● Exercise aim
Pictures stay out of the copy; set down each line of the listing below exactly.

● Dataset rows
--
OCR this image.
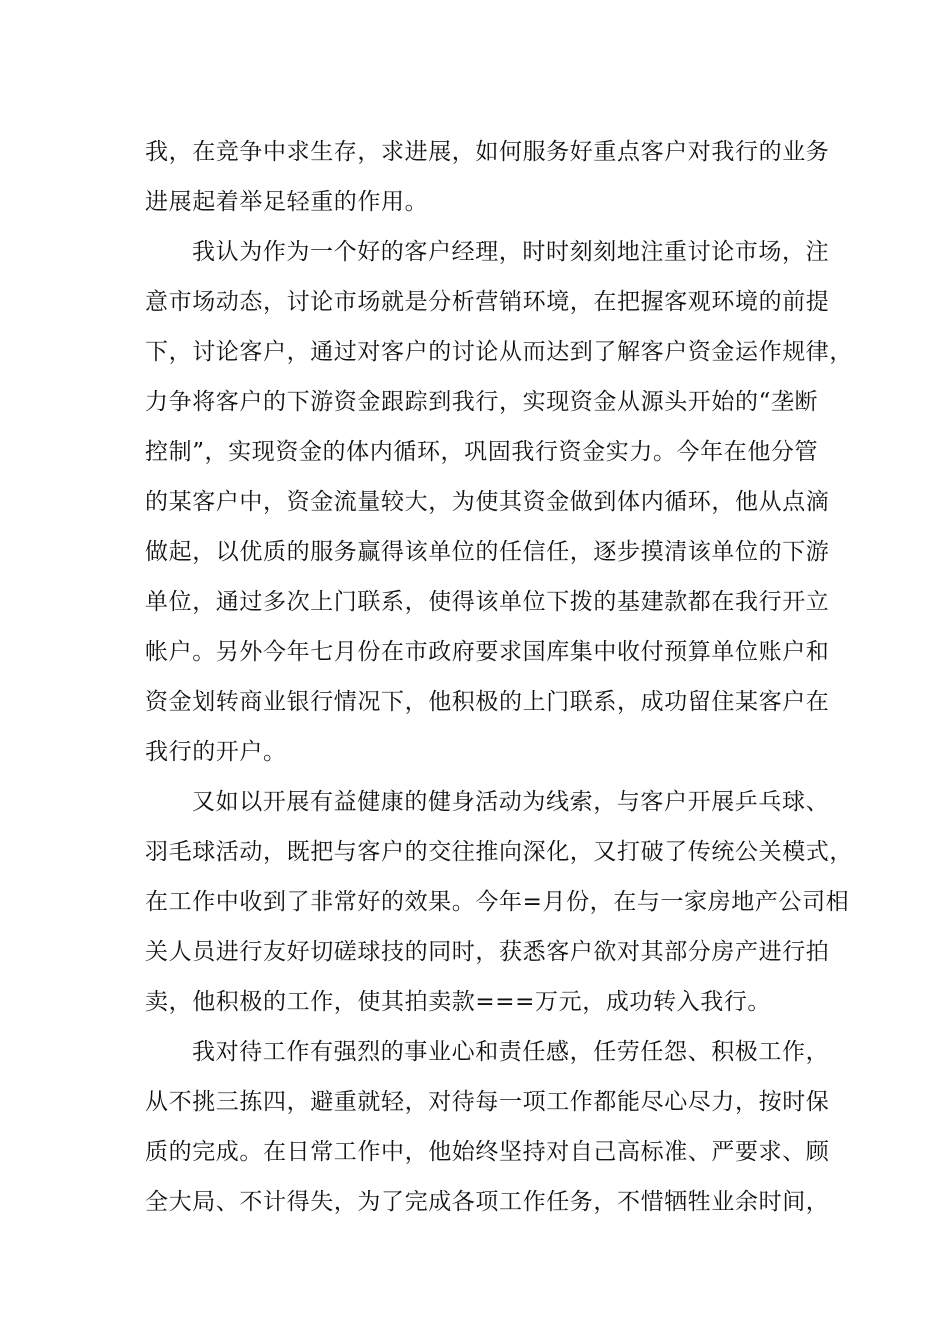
我，在竞争中求生存，求进展，如何服务好重点客户对我行的业务
进展起着举足轻重的作用。
我认为作为一个好的客户经理，时时刻刻地注重讨论市场，注
意市场动态，讨论市场就是分析营销环境，在把握客观环境的前提
下，讨论客户，通过对客户的讨论从而达到了解客户资金运作规律，
力争将客户的下游资金跟踪到我行，实现资金从源头开始的“垄断
控制”，实现资金的体内循环，巩固我行资金实力。今年在他分管
的某客户中，资金流量较大，为使其资金做到体内循环，他从点滴
做起，以优质的服务赢得该单位的任信任，逐步摸清该单位的下游
单位，通过多次上门联系，使得该单位下拨的基建款都在我行开立
帐户。另外今年七月份在市政府要求国库集中收付预算单位账户和
资金划转商业银行情况下，他积极的上门联系，成功留住某客户在
我行的开户。
又如以开展有益健康的健身活动为线索，与客户开展乒乓球、
羽毛球活动，既把与客户的交往推向深化，又打破了传统公关模式，
在工作中收到了非常好的效果。今年=月份，在与一家房地产公司相
关人员进行友好切磋球技的同时，获悉客户欲对其部分房产进行拍
卖，他积极的工作，使其拍卖款===万元，成功转入我行。
我对待工作有强烈的事业心和责任感，任劳任怨、积极工作，
从不挑三拣四，避重就轻，对待每一项工作都能尽心尽力，按时保
质的完成。在日常工作中，他始终坚持对自己高标准、严要求、顾
全大局、不计得失，为了完成各项工作任务，不惜牺牲业余时间，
--
● Full response
OCR this image.
我，在竞争中求生存，求进展，如何服务好重点客户对我行的业务
进展起着举足轻重的作用。
我认为作为一个好的客户经理，时时刻刻地注重讨论市场，注
意市场动态，讨论市场就是分析营销环境，在把握客观环境的前提
下，讨论客户，通过对客户的讨论从而达到了解客户资金运作规律，
力争将客户的下游资金跟踪到我行，实现资金从源头开始的“垄断
控制”，实现资金的体内循环，巩固我行资金实力。今年在他分管
的某客户中，资金流量较大，为使其资金做到体内循环，他从点滴
做起，以优质的服务赢得该单位的任信任，逐步摸清该单位的下游
单位，通过多次上门联系，使得该单位下拨的基建款都在我行开立
帐户。另外今年七月份在市政府要求国库集中收付预算单位账户和
资金划转商业银行情况下，他积极的上门联系，成功留住某客户在
我行的开户。
又如以开展有益健康的健身活动为线索，与客户开展乒乓球、
羽毛球活动，既把与客户的交往推向深化，又打破了传统公关模式，
在工作中收到了非常好的效果。今年=月份，在与一家房地产公司相
关人员进行友好切磋球技的同时，获悉客户欲对其部分房产进行拍
卖，他积极的工作，使其拍卖款===万元，成功转入我行。
我对待工作有强烈的事业心和责任感，任劳任怨、积极工作，
从不挑三拣四，避重就轻，对待每一项工作都能尽心尽力，按时保
质的完成。在日常工作中，他始终坚持对自己高标准、严要求、顾
全大局、不计得失，为了完成各项工作任务，不惜牺牲业余时间，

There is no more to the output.